Your instructions:
Print the lines of the records exactly, starting at the first line of the records and ending at the line that contains "y-tick-label: Recepción y".

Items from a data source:
━━━━━━━━
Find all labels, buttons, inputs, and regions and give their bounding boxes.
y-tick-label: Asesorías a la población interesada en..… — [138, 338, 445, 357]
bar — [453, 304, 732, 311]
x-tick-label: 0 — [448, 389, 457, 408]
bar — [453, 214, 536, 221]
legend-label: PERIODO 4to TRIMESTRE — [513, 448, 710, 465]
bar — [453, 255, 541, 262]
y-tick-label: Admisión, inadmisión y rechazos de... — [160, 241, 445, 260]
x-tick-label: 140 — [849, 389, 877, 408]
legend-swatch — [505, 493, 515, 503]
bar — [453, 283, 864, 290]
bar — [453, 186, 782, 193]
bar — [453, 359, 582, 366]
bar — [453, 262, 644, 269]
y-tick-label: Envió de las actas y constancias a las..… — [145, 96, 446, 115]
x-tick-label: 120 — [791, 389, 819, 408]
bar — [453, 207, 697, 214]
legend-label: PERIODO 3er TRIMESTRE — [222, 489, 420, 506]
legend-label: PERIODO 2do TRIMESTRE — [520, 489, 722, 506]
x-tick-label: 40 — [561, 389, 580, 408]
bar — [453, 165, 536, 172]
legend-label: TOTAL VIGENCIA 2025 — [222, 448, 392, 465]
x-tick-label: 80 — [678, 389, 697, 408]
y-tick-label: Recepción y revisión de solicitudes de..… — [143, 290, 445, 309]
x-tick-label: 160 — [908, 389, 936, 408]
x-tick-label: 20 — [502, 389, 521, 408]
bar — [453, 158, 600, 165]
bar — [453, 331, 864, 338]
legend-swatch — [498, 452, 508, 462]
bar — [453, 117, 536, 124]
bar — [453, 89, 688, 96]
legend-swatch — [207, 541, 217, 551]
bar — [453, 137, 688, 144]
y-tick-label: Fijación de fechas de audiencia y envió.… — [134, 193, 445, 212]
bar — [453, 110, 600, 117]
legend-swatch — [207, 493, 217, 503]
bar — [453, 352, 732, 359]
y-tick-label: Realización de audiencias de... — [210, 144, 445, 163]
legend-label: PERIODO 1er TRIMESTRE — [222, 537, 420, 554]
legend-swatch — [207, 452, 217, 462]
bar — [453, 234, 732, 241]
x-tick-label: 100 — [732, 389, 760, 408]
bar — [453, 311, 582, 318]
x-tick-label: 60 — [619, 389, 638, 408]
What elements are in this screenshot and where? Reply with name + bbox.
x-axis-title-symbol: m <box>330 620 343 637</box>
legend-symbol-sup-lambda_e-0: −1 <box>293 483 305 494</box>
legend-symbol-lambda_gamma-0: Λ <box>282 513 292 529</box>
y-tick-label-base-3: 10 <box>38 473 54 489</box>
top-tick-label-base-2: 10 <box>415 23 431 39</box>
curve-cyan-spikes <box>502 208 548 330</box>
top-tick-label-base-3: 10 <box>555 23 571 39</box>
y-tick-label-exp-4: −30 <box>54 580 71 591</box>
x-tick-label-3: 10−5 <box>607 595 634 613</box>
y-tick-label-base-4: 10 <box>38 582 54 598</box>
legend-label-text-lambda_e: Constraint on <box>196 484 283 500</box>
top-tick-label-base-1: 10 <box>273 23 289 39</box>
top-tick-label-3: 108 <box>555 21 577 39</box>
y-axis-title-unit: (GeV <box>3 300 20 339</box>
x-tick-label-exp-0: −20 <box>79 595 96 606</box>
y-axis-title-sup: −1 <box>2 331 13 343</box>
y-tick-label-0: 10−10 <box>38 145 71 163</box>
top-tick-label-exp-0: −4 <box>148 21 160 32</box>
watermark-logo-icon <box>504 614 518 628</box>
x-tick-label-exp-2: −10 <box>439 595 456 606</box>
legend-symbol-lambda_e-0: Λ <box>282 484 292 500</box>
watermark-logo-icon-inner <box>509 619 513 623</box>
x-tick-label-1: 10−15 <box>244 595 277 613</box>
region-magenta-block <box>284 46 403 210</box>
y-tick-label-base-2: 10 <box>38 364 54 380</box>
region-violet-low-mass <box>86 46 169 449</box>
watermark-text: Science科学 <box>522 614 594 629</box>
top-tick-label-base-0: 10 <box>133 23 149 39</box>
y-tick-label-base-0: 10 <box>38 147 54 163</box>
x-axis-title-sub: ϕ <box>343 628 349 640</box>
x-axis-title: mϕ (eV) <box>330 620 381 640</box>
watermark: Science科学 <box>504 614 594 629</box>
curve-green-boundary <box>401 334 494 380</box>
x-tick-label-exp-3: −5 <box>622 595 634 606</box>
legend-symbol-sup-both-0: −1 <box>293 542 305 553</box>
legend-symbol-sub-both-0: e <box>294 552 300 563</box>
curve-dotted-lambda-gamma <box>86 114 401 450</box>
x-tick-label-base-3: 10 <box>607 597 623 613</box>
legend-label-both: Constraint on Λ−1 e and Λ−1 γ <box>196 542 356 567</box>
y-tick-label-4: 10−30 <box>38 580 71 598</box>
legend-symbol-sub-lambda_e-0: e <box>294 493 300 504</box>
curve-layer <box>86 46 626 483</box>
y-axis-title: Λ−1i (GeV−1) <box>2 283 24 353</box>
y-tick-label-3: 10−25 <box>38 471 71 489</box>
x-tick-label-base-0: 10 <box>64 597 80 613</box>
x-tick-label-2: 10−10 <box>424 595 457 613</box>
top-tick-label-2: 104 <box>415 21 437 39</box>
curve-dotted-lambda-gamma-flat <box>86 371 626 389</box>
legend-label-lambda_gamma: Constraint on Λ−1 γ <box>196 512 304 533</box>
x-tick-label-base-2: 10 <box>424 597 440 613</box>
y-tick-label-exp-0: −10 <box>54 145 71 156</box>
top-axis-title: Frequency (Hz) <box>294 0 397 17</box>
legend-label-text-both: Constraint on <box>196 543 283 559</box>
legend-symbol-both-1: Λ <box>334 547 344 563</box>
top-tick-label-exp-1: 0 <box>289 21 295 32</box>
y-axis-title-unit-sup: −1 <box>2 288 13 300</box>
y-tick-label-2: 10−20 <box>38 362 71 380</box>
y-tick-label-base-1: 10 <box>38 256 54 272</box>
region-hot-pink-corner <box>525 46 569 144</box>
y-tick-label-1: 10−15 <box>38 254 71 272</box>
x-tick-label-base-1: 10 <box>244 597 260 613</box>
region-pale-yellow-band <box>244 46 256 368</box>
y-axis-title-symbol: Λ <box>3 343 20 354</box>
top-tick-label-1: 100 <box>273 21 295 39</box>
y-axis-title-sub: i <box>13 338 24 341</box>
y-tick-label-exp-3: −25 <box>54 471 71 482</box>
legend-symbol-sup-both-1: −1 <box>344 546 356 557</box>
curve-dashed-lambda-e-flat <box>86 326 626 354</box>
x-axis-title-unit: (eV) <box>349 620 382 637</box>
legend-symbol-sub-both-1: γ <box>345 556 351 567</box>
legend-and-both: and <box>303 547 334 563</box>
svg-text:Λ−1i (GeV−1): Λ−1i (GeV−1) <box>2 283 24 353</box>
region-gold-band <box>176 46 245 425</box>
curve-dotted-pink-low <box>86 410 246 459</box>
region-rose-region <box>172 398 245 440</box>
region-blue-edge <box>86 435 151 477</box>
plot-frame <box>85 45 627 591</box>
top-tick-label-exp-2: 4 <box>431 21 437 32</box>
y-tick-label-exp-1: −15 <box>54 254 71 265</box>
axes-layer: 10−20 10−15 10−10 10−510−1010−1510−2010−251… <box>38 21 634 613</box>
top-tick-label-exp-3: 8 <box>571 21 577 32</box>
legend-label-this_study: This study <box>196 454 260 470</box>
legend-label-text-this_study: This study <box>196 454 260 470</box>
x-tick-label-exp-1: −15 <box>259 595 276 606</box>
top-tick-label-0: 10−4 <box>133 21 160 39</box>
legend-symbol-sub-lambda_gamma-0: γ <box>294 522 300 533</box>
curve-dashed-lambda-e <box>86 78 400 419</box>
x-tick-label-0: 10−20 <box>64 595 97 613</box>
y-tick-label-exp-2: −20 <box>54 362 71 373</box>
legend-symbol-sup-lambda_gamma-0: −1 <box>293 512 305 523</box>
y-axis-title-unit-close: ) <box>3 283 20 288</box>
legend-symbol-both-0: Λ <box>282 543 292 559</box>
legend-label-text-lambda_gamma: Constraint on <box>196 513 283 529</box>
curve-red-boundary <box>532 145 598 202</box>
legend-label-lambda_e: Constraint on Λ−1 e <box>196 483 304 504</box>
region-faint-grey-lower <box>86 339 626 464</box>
━━━━━━━━
Solution:
Find all labels, buttons, inputs, and regions and give their bounding boxes.
y-tick-label: Asesorías a la población interesada en..… — [138, 338, 445, 357]
bar — [453, 304, 732, 311]
x-tick-label: 0 — [448, 389, 457, 408]
bar — [453, 214, 536, 221]
legend-label: PERIODO 4to TRIMESTRE — [513, 448, 710, 465]
bar — [453, 255, 541, 262]
y-tick-label: Admisión, inadmisión y rechazos de... — [160, 241, 445, 260]
x-tick-label: 140 — [849, 389, 877, 408]
legend-swatch — [505, 493, 515, 503]
bar — [453, 283, 864, 290]
bar — [453, 186, 782, 193]
bar — [453, 359, 582, 366]
bar — [453, 262, 644, 269]
y-tick-label: Envió de las actas y constancias a las..… — [145, 96, 446, 115]
x-tick-label: 120 — [791, 389, 819, 408]
bar — [453, 207, 697, 214]
legend-label: PERIODO 3er TRIMESTRE — [222, 489, 420, 506]
legend-label: PERIODO 2do TRIMESTRE — [520, 489, 722, 506]
x-tick-label: 40 — [561, 389, 580, 408]
bar — [453, 165, 536, 172]
legend-label: TOTAL VIGENCIA 2025 — [222, 448, 392, 465]
x-tick-label: 80 — [678, 389, 697, 408]
y-tick-label: Recepción y revisión de solicitudes de..… — [143, 290, 445, 309]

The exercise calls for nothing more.